Given problem: Can you transcribe every entry word for word, skipping the images?

━━━━━━━━━━━━━━━━

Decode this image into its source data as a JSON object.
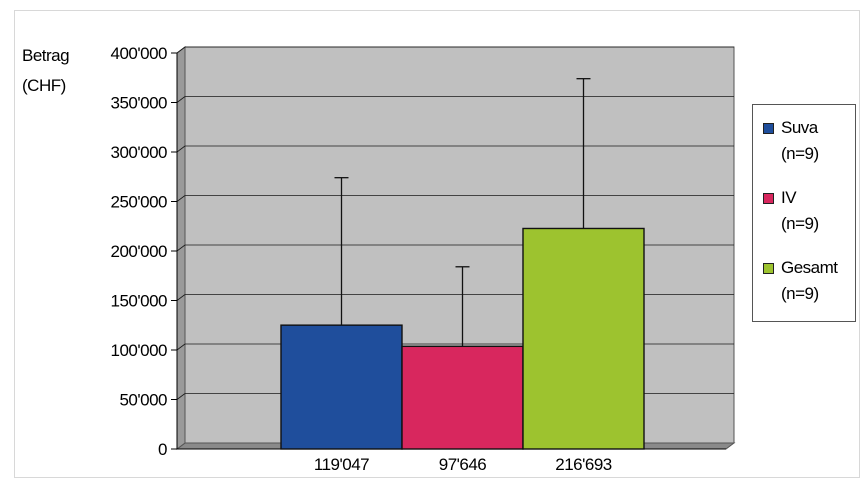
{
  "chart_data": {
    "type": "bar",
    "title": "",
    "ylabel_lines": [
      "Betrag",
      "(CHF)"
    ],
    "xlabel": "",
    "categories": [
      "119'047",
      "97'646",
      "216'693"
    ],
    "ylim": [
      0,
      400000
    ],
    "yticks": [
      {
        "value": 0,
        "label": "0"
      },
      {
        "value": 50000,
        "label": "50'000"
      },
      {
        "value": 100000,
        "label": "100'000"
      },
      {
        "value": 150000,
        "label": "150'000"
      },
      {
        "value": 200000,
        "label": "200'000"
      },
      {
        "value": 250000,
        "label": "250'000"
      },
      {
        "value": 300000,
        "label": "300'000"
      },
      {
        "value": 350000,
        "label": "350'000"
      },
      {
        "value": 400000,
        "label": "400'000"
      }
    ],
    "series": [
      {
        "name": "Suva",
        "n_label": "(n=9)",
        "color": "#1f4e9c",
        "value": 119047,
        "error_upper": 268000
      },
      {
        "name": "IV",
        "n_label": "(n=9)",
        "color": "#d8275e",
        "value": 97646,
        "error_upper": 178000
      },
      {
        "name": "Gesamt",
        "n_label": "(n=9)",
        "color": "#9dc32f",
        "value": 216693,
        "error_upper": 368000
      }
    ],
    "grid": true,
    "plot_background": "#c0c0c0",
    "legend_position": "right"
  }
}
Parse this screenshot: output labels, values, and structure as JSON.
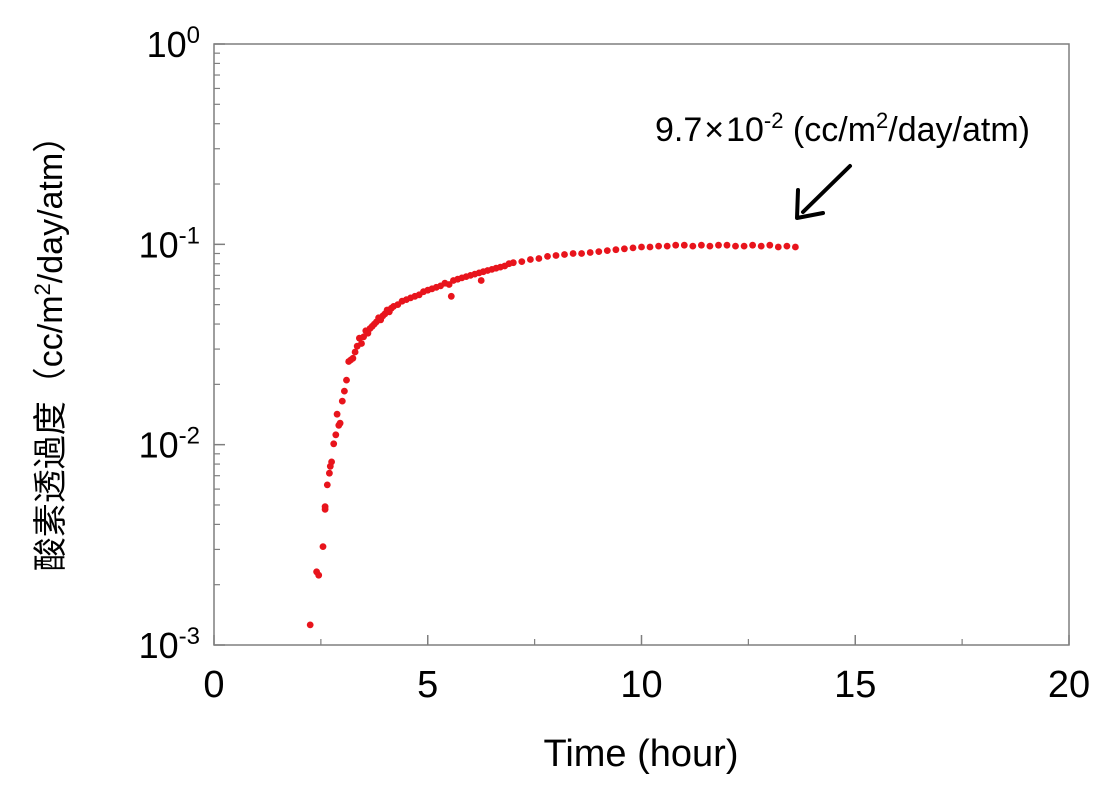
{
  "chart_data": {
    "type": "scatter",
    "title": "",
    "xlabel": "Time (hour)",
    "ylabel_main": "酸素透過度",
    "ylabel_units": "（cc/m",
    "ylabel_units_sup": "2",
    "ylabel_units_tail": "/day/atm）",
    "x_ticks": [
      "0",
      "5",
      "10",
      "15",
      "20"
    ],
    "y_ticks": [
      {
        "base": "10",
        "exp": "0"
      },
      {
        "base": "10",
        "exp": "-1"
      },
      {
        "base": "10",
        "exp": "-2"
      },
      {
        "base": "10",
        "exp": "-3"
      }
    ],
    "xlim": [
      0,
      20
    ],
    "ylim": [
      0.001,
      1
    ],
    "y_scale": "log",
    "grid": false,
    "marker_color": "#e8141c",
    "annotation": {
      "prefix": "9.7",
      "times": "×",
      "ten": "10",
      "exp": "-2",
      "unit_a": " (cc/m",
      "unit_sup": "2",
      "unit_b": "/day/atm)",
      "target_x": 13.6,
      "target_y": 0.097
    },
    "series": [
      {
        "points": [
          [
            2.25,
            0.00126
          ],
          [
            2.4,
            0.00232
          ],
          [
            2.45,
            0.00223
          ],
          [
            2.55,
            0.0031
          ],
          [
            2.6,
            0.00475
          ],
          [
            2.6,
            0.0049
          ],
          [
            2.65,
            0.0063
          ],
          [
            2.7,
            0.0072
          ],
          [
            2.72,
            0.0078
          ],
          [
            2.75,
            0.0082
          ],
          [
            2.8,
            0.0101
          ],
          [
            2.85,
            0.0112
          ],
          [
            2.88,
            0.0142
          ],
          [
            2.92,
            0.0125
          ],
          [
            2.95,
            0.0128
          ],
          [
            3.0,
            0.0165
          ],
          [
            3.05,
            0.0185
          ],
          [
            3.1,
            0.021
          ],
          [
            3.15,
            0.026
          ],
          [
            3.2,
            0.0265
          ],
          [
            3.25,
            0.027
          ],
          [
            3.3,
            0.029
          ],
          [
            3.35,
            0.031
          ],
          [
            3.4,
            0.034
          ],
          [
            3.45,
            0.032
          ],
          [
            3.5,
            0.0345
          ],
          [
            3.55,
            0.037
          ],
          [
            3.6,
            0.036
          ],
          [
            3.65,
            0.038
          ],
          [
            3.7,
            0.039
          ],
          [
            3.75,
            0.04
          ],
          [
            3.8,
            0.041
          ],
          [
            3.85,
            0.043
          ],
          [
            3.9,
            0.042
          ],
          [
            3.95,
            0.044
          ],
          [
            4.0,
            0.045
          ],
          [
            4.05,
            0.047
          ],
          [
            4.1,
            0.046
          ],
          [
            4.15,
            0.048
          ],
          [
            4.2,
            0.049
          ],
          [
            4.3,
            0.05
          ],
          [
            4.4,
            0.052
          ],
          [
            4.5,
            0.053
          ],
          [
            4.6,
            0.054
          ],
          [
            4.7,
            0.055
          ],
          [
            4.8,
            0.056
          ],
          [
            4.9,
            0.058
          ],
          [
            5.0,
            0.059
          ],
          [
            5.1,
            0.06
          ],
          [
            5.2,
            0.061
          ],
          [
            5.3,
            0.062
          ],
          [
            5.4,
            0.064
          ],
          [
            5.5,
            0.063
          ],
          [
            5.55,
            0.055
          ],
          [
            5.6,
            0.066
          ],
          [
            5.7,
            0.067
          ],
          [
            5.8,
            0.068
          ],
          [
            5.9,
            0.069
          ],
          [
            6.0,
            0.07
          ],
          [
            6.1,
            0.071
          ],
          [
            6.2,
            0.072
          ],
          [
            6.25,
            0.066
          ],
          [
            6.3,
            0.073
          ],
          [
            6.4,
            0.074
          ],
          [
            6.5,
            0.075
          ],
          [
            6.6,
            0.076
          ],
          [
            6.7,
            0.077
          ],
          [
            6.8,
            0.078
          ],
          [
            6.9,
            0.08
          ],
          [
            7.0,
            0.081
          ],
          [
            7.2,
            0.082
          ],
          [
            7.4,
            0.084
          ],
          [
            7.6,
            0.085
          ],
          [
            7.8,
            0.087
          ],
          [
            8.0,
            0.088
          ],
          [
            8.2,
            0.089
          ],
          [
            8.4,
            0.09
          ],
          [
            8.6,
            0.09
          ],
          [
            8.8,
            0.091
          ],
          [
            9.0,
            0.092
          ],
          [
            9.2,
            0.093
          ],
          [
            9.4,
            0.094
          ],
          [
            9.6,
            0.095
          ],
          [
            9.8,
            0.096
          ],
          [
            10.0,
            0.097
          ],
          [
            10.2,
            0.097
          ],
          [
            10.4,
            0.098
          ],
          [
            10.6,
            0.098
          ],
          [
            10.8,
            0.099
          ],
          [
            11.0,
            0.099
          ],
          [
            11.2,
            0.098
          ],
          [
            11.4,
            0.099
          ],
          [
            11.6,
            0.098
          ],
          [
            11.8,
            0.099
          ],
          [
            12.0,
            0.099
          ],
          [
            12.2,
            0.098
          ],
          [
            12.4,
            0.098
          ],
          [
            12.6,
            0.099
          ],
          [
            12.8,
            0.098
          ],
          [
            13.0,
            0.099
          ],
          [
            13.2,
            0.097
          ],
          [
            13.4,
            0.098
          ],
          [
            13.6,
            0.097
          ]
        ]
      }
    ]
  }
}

━━━━━━━━━━━━━━━━

Finished exercise:
Decode this image into its source data as a JSON object.
{
  "chart_data": {
    "type": "bar",
    "title": "",
    "ylabel_lines": [
      "Betrag",
      "(CHF)"
    ],
    "xlabel": "",
    "categories": [
      "119'047",
      "97'646",
      "216'693"
    ],
    "ylim": [
      0,
      400000
    ],
    "yticks": [
      {
        "value": 0,
        "label": "0"
      },
      {
        "value": 50000,
        "label": "50'000"
      },
      {
        "value": 100000,
        "label": "100'000"
      },
      {
        "value": 150000,
        "label": "150'000"
      },
      {
        "value": 200000,
        "label": "200'000"
      },
      {
        "value": 250000,
        "label": "250'000"
      },
      {
        "value": 300000,
        "label": "300'000"
      },
      {
        "value": 350000,
        "label": "350'000"
      },
      {
        "value": 400000,
        "label": "400'000"
      }
    ],
    "series": [
      {
        "name": "Suva",
        "n_label": "(n=9)",
        "color": "#1f4e9c",
        "value": 119047,
        "error_upper": 268000
      },
      {
        "name": "IV",
        "n_label": "(n=9)",
        "color": "#d8275e",
        "value": 97646,
        "error_upper": 178000
      },
      {
        "name": "Gesamt",
        "n_label": "(n=9)",
        "color": "#9dc32f",
        "value": 216693,
        "error_upper": 368000
      }
    ],
    "grid": true,
    "plot_background": "#c0c0c0",
    "legend_position": "right"
  }
}
Parse this screenshot: output labels, values, and structure as JSON.
{
  "chart_data": {
    "type": "scatter",
    "title": "",
    "xlabel": "Time (hour)",
    "ylabel_main": "酸素透過度",
    "ylabel_units": "（cc/m",
    "ylabel_units_sup": "2",
    "ylabel_units_tail": "/day/atm）",
    "x_ticks": [
      "0",
      "5",
      "10",
      "15",
      "20"
    ],
    "y_ticks": [
      {
        "base": "10",
        "exp": "0"
      },
      {
        "base": "10",
        "exp": "-1"
      },
      {
        "base": "10",
        "exp": "-2"
      },
      {
        "base": "10",
        "exp": "-3"
      }
    ],
    "xlim": [
      0,
      20
    ],
    "ylim": [
      0.001,
      1
    ],
    "y_scale": "log",
    "grid": false,
    "marker_color": "#e8141c",
    "annotation": {
      "prefix": "9.7",
      "times": "×",
      "ten": "10",
      "exp": "-2",
      "unit_a": " (cc/m",
      "unit_sup": "2",
      "unit_b": "/day/atm)",
      "target_x": 13.6,
      "target_y": 0.097
    },
    "series": [
      {
        "points": [
          [
            2.25,
            0.00126
          ],
          [
            2.4,
            0.00232
          ],
          [
            2.45,
            0.00223
          ],
          [
            2.55,
            0.0031
          ],
          [
            2.6,
            0.00475
          ],
          [
            2.6,
            0.0049
          ],
          [
            2.65,
            0.0063
          ],
          [
            2.7,
            0.0072
          ],
          [
            2.72,
            0.0078
          ],
          [
            2.75,
            0.0082
          ],
          [
            2.8,
            0.0101
          ],
          [
            2.85,
            0.0112
          ],
          [
            2.88,
            0.0142
          ],
          [
            2.92,
            0.0125
          ],
          [
            2.95,
            0.0128
          ],
          [
            3.0,
            0.0165
          ],
          [
            3.05,
            0.0185
          ],
          [
            3.1,
            0.021
          ],
          [
            3.15,
            0.026
          ],
          [
            3.2,
            0.0265
          ],
          [
            3.25,
            0.027
          ],
          [
            3.3,
            0.029
          ],
          [
            3.35,
            0.031
          ],
          [
            3.4,
            0.034
          ],
          [
            3.45,
            0.032
          ],
          [
            3.5,
            0.0345
          ],
          [
            3.55,
            0.037
          ],
          [
            3.6,
            0.036
          ],
          [
            3.65,
            0.038
          ],
          [
            3.7,
            0.039
          ],
          [
            3.75,
            0.04
          ],
          [
            3.8,
            0.041
          ],
          [
            3.85,
            0.043
          ],
          [
            3.9,
            0.042
          ],
          [
            3.95,
            0.044
          ],
          [
            4.0,
            0.045
          ],
          [
            4.05,
            0.047
          ],
          [
            4.1,
            0.046
          ],
          [
            4.15,
            0.048
          ],
          [
            4.2,
            0.049
          ],
          [
            4.3,
            0.05
          ],
          [
            4.4,
            0.052
          ],
          [
            4.5,
            0.053
          ],
          [
            4.6,
            0.054
          ],
          [
            4.7,
            0.055
          ],
          [
            4.8,
            0.056
          ],
          [
            4.9,
            0.058
          ],
          [
            5.0,
            0.059
          ],
          [
            5.1,
            0.06
          ],
          [
            5.2,
            0.061
          ],
          [
            5.3,
            0.062
          ],
          [
            5.4,
            0.064
          ],
          [
            5.5,
            0.063
          ],
          [
            5.55,
            0.055
          ],
          [
            5.6,
            0.066
          ],
          [
            5.7,
            0.067
          ],
          [
            5.8,
            0.068
          ],
          [
            5.9,
            0.069
          ],
          [
            6.0,
            0.07
          ],
          [
            6.1,
            0.071
          ],
          [
            6.2,
            0.072
          ],
          [
            6.25,
            0.066
          ],
          [
            6.3,
            0.073
          ],
          [
            6.4,
            0.074
          ],
          [
            6.5,
            0.075
          ],
          [
            6.6,
            0.076
          ],
          [
            6.7,
            0.077
          ],
          [
            6.8,
            0.078
          ],
          [
            6.9,
            0.08
          ],
          [
            7.0,
            0.081
          ],
          [
            7.2,
            0.082
          ],
          [
            7.4,
            0.084
          ],
          [
            7.6,
            0.085
          ],
          [
            7.8,
            0.087
          ],
          [
            8.0,
            0.088
          ],
          [
            8.2,
            0.089
          ],
          [
            8.4,
            0.09
          ],
          [
            8.6,
            0.09
          ],
          [
            8.8,
            0.091
          ],
          [
            9.0,
            0.092
          ],
          [
            9.2,
            0.093
          ],
          [
            9.4,
            0.094
          ],
          [
            9.6,
            0.095
          ],
          [
            9.8,
            0.096
          ],
          [
            10.0,
            0.097
          ],
          [
            10.2,
            0.097
          ],
          [
            10.4,
            0.098
          ],
          [
            10.6,
            0.098
          ],
          [
            10.8,
            0.099
          ],
          [
            11.0,
            0.099
          ],
          [
            11.2,
            0.098
          ],
          [
            11.4,
            0.099
          ],
          [
            11.6,
            0.098
          ],
          [
            11.8,
            0.099
          ],
          [
            12.0,
            0.099
          ],
          [
            12.2,
            0.098
          ],
          [
            12.4,
            0.098
          ],
          [
            12.6,
            0.099
          ],
          [
            12.8,
            0.098
          ],
          [
            13.0,
            0.099
          ],
          [
            13.2,
            0.097
          ],
          [
            13.4,
            0.098
          ],
          [
            13.6,
            0.097
          ]
        ]
      }
    ]
  }
}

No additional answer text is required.